Task to carry out
Every record must be transcribed in its entirety, apart from the images, which are to be omitted.

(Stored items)
+ + + +
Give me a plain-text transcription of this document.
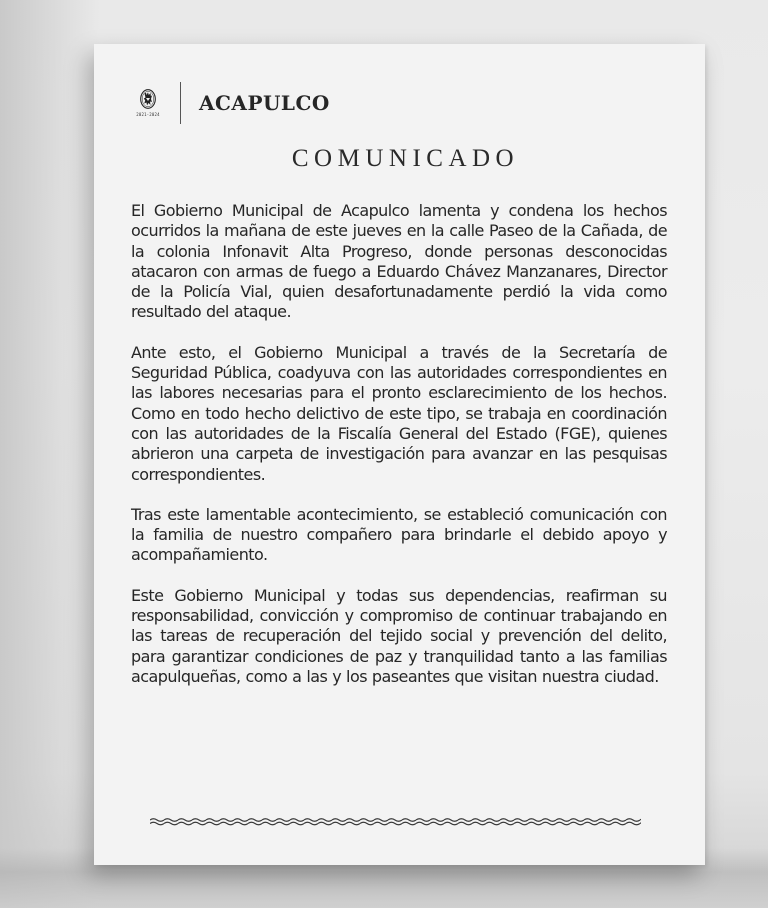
2021-2024 ACAPULCO
COMUNICADO

El Gobierno Municipal de Acapulco lamenta y condena los hechos ocurridos la mañana de este jueves en la calle Paseo de la Cañada, de la colonia Infonavit Alta Progreso, donde personas desconocidas atacaron con armas de fuego a Eduardo Chávez Manzanares, Director de la Policía Vial, quien desafortunadamente perdió la vida como resultado del ataque.

Ante esto, el Gobierno Municipal a través de la Secretaría de Seguridad Pública, coadyuva con las autoridades correspondientes en las labores necesarias para el pronto esclarecimiento de los hechos. Como en todo hecho delictivo de este tipo, se trabaja en coordinación con las autoridades de la Fiscalía General del Estado (FGE), quienes abrieron una carpeta de investigación para avanzar en las pesquisas correspondientes.

Tras este lamentable acontecimiento, se estableció comunicación con la familia de nuestro compañero para brindarle el debido apoyo y acompañamiento.

Este Gobierno Municipal y todas sus dependencias, reafirman su responsabilidad, convicción y compromiso de continuar trabajando en las tareas de recuperación del tejido social y prevención del delito, para garantizar condiciones de paz y tranquilidad tanto a las familias acapulqueñas, como a las y los paseantes que visitan nuestra ciudad.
+ + + +
Correct result
Give me a plain-text transcription of this document.
2021-2024 ACAPULCO
COMUNICADO

El Gobierno Municipal de Acapulco lamenta y condena los hechos ocurridos la mañana de este jueves en la calle Paseo de la Cañada, de la colonia Infonavit Alta Progreso, donde personas desconocidas atacaron con armas de fuego a Eduardo Chávez Manzanares, Director de la Policía Vial, quien desafortunadamente perdió la vida como resultado del ataque.

Ante esto, el Gobierno Municipal a través de la Secretaría de Seguridad Pública, coadyuva con las autoridades correspondientes en las labores necesarias para el pronto esclarecimiento de los hechos. Como en todo hecho delictivo de este tipo, se trabaja en coordinación con las autoridades de la Fiscalía General del Estado (FGE), quienes abrieron una carpeta de investigación para avanzar en las pesquisas correspondientes.

Tras este lamentable acontecimiento, se estableció comunicación con la familia de nuestro compañero para brindarle el debido apoyo y acompañamiento.

Este Gobierno Municipal y todas sus dependencias, reafirman su responsabilidad, convicción y compromiso de continuar trabajando en las tareas de recuperación del tejido social y prevención del delito, para garantizar condiciones de paz y tranquilidad tanto a las familias acapulqueñas, como a las y los paseantes que visitan nuestra ciudad.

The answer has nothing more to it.